*Stored rows*:
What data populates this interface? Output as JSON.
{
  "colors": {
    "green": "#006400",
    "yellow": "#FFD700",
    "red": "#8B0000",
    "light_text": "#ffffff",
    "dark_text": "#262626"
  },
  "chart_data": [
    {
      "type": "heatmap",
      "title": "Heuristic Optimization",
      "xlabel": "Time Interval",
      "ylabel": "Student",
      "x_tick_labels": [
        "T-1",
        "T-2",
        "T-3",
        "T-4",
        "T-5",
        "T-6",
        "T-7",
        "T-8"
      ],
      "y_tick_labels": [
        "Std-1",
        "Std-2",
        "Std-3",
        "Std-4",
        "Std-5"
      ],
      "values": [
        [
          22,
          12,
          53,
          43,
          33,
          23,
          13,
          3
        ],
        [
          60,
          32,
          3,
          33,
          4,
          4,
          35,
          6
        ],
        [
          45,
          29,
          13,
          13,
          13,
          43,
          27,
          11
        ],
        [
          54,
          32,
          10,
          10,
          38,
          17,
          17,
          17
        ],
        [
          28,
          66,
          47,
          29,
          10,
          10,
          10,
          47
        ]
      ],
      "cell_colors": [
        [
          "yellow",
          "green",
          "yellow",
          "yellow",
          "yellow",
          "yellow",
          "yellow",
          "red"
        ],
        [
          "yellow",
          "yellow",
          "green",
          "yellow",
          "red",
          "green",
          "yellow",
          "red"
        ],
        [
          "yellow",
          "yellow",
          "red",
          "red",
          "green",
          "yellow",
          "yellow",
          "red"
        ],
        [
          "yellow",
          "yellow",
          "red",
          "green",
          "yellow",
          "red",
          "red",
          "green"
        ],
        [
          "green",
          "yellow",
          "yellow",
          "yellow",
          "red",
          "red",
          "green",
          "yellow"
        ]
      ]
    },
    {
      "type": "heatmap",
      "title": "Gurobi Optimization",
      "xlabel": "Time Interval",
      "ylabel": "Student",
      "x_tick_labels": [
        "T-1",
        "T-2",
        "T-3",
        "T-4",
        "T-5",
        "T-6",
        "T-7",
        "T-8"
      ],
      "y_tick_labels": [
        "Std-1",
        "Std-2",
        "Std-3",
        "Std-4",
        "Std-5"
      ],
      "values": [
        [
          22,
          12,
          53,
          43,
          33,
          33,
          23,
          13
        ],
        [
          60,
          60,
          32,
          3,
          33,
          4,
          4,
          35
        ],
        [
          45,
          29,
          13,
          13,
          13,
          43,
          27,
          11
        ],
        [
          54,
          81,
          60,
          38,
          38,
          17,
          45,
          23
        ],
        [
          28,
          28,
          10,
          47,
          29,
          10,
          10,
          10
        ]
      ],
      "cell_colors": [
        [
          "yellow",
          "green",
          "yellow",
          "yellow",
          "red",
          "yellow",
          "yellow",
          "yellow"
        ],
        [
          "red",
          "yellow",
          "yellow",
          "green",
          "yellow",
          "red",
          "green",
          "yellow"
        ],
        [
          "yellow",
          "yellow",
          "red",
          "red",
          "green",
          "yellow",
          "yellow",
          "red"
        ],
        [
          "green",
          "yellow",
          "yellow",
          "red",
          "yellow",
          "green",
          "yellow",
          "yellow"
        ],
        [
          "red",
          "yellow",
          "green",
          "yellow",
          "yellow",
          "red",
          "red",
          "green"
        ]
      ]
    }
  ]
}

*What the task requires*: Set down every line of the listing above again, exactly as given.

*Full answer*:
What data populates this interface? Output as JSON.
{
  "colors": {
    "green": "#006400",
    "yellow": "#FFD700",
    "red": "#8B0000",
    "light_text": "#ffffff",
    "dark_text": "#262626"
  },
  "chart_data": [
    {
      "type": "heatmap",
      "title": "Heuristic Optimization",
      "xlabel": "Time Interval",
      "ylabel": "Student",
      "x_tick_labels": [
        "T-1",
        "T-2",
        "T-3",
        "T-4",
        "T-5",
        "T-6",
        "T-7",
        "T-8"
      ],
      "y_tick_labels": [
        "Std-1",
        "Std-2",
        "Std-3",
        "Std-4",
        "Std-5"
      ],
      "values": [
        [
          22,
          12,
          53,
          43,
          33,
          23,
          13,
          3
        ],
        [
          60,
          32,
          3,
          33,
          4,
          4,
          35,
          6
        ],
        [
          45,
          29,
          13,
          13,
          13,
          43,
          27,
          11
        ],
        [
          54,
          32,
          10,
          10,
          38,
          17,
          17,
          17
        ],
        [
          28,
          66,
          47,
          29,
          10,
          10,
          10,
          47
        ]
      ],
      "cell_colors": [
        [
          "yellow",
          "green",
          "yellow",
          "yellow",
          "yellow",
          "yellow",
          "yellow",
          "red"
        ],
        [
          "yellow",
          "yellow",
          "green",
          "yellow",
          "red",
          "green",
          "yellow",
          "red"
        ],
        [
          "yellow",
          "yellow",
          "red",
          "red",
          "green",
          "yellow",
          "yellow",
          "red"
        ],
        [
          "yellow",
          "yellow",
          "red",
          "green",
          "yellow",
          "red",
          "red",
          "green"
        ],
        [
          "green",
          "yellow",
          "yellow",
          "yellow",
          "red",
          "red",
          "green",
          "yellow"
        ]
      ]
    },
    {
      "type": "heatmap",
      "title": "Gurobi Optimization",
      "xlabel": "Time Interval",
      "ylabel": "Student",
      "x_tick_labels": [
        "T-1",
        "T-2",
        "T-3",
        "T-4",
        "T-5",
        "T-6",
        "T-7",
        "T-8"
      ],
      "y_tick_labels": [
        "Std-1",
        "Std-2",
        "Std-3",
        "Std-4",
        "Std-5"
      ],
      "values": [
        [
          22,
          12,
          53,
          43,
          33,
          33,
          23,
          13
        ],
        [
          60,
          60,
          32,
          3,
          33,
          4,
          4,
          35
        ],
        [
          45,
          29,
          13,
          13,
          13,
          43,
          27,
          11
        ],
        [
          54,
          81,
          60,
          38,
          38,
          17,
          45,
          23
        ],
        [
          28,
          28,
          10,
          47,
          29,
          10,
          10,
          10
        ]
      ],
      "cell_colors": [
        [
          "yellow",
          "green",
          "yellow",
          "yellow",
          "red",
          "yellow",
          "yellow",
          "yellow"
        ],
        [
          "red",
          "yellow",
          "yellow",
          "green",
          "yellow",
          "red",
          "green",
          "yellow"
        ],
        [
          "yellow",
          "yellow",
          "red",
          "red",
          "green",
          "yellow",
          "yellow",
          "red"
        ],
        [
          "green",
          "yellow",
          "yellow",
          "red",
          "yellow",
          "green",
          "yellow",
          "yellow"
        ],
        [
          "red",
          "yellow",
          "green",
          "yellow",
          "yellow",
          "red",
          "red",
          "green"
        ]
      ]
    }
  ]
}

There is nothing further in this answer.